-- Begin TASK MATERIAL --
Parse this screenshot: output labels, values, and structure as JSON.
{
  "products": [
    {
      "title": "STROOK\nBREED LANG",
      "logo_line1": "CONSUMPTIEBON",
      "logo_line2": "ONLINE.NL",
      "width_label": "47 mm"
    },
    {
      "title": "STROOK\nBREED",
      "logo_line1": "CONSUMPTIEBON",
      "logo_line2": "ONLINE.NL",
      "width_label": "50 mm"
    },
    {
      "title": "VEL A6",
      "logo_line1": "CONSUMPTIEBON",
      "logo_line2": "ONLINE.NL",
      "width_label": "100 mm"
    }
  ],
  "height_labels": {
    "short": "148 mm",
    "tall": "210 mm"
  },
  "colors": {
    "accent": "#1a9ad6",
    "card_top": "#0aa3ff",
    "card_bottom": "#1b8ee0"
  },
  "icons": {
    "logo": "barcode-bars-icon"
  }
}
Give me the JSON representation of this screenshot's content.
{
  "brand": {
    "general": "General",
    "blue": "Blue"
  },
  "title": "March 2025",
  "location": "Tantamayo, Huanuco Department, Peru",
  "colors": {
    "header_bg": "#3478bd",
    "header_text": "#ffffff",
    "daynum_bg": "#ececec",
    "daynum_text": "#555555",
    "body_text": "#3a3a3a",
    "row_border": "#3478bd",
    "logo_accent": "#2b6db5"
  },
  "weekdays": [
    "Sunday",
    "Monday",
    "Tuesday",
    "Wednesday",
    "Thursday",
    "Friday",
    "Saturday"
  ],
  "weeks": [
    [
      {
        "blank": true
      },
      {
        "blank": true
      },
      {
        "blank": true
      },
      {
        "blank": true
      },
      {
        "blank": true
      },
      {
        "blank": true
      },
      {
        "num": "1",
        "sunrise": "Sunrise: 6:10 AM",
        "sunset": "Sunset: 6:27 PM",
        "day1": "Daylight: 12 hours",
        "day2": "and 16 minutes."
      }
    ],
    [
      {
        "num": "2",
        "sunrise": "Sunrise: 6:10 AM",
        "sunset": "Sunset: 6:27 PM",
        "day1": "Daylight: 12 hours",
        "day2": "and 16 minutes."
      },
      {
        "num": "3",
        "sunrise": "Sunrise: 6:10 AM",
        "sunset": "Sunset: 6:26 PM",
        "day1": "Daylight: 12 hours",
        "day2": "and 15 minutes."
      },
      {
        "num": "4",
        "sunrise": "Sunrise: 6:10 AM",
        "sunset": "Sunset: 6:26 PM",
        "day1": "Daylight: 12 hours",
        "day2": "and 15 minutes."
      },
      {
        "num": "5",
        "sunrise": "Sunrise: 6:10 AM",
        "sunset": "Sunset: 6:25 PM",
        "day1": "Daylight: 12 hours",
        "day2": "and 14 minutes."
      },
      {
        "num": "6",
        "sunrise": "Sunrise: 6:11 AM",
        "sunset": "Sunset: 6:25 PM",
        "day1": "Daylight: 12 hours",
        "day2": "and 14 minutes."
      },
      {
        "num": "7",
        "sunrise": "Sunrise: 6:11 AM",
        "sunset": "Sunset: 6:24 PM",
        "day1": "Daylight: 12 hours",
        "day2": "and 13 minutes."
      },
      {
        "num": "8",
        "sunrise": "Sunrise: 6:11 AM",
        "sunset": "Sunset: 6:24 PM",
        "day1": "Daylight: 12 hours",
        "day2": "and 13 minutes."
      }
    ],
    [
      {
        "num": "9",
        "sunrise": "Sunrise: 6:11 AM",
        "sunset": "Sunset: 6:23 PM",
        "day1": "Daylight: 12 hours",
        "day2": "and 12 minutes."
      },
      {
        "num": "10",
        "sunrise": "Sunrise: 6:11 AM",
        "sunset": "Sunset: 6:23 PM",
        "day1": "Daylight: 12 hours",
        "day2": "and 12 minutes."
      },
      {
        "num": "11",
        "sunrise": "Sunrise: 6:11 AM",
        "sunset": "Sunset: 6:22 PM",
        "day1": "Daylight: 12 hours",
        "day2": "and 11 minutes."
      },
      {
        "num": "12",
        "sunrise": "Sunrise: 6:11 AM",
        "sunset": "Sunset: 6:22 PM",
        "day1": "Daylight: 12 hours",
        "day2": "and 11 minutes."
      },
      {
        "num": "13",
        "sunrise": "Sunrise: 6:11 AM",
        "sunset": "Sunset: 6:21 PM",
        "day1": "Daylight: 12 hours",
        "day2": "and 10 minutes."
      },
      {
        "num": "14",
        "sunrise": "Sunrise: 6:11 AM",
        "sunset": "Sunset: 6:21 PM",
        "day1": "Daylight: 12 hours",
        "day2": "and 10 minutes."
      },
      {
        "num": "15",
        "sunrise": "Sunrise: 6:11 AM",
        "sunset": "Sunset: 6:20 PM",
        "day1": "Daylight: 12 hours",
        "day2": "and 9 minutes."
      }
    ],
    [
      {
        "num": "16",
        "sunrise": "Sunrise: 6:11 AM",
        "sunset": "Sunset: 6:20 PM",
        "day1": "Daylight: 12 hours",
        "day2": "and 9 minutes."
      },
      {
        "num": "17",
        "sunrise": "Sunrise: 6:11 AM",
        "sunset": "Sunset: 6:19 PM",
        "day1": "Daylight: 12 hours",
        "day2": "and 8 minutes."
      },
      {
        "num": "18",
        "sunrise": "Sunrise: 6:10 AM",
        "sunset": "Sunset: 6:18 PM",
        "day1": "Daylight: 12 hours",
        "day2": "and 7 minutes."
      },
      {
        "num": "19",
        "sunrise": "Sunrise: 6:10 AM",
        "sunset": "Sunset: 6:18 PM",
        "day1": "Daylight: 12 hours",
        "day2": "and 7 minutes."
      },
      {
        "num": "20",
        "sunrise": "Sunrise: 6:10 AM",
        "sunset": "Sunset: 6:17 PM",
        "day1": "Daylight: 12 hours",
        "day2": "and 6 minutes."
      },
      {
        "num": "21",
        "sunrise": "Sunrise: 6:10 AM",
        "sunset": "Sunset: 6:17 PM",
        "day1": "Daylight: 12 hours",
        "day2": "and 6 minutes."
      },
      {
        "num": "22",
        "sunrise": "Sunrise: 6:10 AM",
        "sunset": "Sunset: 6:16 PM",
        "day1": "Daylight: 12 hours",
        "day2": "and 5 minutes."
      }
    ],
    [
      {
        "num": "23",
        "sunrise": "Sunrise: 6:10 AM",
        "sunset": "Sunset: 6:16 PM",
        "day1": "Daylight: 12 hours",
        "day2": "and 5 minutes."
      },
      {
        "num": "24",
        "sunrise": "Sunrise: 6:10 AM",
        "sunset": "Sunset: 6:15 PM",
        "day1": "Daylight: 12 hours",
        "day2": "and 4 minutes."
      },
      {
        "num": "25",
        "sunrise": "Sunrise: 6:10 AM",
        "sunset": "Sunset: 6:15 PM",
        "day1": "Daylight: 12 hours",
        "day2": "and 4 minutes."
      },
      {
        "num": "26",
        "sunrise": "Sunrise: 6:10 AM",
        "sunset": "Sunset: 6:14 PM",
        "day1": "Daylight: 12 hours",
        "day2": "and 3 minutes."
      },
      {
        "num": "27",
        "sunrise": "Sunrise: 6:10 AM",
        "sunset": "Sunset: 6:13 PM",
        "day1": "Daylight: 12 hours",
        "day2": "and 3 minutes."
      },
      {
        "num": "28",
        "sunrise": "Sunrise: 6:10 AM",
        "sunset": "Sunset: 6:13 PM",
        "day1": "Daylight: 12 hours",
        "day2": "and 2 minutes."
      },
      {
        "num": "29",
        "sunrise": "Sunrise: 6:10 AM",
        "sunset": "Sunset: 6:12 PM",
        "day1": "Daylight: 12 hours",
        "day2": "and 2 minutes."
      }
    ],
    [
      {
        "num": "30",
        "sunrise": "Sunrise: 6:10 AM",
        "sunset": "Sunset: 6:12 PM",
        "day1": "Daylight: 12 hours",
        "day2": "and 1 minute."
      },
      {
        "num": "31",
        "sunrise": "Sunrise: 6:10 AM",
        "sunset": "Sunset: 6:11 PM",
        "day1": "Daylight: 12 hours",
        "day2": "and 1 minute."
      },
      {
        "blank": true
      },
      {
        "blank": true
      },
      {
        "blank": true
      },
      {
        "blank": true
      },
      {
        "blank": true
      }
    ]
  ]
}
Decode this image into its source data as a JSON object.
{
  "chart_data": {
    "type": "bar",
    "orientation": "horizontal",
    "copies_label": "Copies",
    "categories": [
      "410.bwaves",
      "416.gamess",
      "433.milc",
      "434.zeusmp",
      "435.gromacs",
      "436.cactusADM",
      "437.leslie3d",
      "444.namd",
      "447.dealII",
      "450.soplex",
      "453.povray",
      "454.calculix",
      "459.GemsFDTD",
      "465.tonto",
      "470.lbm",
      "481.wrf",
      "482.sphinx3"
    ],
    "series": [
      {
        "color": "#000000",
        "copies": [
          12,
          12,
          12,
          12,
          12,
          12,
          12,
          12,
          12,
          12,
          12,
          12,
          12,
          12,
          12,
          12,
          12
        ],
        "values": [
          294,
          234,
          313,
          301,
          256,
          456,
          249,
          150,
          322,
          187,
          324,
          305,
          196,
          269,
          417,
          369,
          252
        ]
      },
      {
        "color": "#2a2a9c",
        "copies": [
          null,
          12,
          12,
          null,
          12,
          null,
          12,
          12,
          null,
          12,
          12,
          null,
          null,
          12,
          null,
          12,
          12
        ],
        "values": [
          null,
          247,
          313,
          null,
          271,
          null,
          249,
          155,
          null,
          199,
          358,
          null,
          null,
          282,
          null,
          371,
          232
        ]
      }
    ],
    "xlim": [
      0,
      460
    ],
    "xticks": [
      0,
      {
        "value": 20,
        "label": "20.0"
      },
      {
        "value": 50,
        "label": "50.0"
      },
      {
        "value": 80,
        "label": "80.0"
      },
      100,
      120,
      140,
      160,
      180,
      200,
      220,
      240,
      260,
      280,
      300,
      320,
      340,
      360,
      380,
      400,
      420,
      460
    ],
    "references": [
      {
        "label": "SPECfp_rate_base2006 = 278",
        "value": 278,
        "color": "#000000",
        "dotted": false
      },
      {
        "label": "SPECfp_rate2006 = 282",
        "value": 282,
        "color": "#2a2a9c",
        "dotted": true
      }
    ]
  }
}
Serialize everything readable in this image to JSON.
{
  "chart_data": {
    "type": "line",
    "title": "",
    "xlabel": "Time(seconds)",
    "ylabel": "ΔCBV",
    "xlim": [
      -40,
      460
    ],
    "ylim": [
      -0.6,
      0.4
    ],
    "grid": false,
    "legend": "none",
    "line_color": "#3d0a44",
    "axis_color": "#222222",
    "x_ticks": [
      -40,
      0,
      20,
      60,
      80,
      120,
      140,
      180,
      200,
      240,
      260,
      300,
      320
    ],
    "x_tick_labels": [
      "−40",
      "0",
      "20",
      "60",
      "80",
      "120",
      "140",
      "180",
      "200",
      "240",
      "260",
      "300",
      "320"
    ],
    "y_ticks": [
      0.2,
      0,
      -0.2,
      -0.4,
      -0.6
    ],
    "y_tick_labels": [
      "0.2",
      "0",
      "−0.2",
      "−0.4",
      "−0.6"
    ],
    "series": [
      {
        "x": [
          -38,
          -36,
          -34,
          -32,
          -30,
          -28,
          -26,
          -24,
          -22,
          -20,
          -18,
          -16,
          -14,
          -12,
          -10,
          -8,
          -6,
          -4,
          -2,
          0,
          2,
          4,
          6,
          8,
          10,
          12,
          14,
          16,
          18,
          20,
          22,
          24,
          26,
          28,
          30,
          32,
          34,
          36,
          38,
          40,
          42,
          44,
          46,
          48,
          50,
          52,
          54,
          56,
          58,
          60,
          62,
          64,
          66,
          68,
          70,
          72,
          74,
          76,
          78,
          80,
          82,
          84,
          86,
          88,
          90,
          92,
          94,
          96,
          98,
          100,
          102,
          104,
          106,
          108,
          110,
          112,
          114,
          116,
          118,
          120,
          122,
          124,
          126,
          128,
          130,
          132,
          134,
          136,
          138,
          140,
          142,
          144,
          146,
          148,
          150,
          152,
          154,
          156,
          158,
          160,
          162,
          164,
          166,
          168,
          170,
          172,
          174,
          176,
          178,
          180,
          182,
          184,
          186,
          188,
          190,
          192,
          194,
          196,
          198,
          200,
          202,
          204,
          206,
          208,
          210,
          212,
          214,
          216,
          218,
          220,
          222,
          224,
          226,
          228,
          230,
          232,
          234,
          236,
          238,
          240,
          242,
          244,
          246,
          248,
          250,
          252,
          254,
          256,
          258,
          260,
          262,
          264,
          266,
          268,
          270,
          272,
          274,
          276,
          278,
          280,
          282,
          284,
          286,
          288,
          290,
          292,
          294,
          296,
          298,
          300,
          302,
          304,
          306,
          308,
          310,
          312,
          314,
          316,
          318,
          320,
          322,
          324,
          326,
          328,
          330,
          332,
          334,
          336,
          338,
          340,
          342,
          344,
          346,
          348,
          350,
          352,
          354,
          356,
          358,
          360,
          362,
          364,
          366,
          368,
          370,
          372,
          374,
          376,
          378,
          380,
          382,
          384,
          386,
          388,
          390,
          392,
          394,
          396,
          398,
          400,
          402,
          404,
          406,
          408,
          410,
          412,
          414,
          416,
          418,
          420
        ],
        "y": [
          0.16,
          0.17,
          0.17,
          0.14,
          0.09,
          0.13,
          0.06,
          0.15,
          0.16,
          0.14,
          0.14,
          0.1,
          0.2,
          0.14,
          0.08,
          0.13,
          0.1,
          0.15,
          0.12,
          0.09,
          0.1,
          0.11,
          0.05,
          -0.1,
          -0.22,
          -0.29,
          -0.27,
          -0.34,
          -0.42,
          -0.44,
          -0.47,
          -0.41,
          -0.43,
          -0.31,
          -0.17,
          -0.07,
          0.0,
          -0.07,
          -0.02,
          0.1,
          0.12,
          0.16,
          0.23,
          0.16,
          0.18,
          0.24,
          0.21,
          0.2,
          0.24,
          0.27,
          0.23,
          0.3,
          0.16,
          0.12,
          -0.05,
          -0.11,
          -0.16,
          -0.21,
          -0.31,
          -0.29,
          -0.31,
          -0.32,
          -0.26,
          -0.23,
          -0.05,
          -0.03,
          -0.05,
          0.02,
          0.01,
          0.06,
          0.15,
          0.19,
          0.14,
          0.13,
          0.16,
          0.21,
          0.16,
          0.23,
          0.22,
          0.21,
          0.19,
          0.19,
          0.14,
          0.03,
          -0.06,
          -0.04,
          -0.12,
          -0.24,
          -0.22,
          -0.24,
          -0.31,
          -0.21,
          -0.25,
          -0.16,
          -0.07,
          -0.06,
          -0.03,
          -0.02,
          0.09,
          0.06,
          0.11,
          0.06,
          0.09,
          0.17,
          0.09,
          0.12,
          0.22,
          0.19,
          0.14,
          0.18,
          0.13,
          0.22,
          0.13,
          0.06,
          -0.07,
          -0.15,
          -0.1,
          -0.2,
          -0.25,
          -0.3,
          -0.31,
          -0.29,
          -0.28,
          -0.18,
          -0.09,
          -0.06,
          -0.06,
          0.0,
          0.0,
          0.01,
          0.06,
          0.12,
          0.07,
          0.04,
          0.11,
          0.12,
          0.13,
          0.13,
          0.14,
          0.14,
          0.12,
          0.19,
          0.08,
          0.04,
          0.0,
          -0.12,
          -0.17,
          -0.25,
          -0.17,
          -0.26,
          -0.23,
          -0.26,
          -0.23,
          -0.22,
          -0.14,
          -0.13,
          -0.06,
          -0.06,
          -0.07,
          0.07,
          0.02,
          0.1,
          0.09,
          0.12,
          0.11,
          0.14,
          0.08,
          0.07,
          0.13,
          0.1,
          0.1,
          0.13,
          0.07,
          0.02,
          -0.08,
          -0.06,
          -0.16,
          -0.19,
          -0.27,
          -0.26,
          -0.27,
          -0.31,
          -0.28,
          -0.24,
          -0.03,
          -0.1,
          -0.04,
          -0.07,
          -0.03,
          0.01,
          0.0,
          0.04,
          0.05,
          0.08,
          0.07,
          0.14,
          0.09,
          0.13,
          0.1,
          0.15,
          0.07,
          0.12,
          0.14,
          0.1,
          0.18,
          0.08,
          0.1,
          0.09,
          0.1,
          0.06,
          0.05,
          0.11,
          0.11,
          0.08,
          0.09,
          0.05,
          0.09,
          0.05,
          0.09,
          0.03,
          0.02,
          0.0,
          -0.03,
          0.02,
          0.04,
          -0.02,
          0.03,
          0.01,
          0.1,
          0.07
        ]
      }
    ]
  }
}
-- End TASK MATERIAL --
**DIRECTIONS FOR THIS TASK**
List every line from the entries above in which "STROOK" appears.

**RESPONSE**
      "title": "STROOK\nBREED LANG",
      "title": "STROOK\nBREED",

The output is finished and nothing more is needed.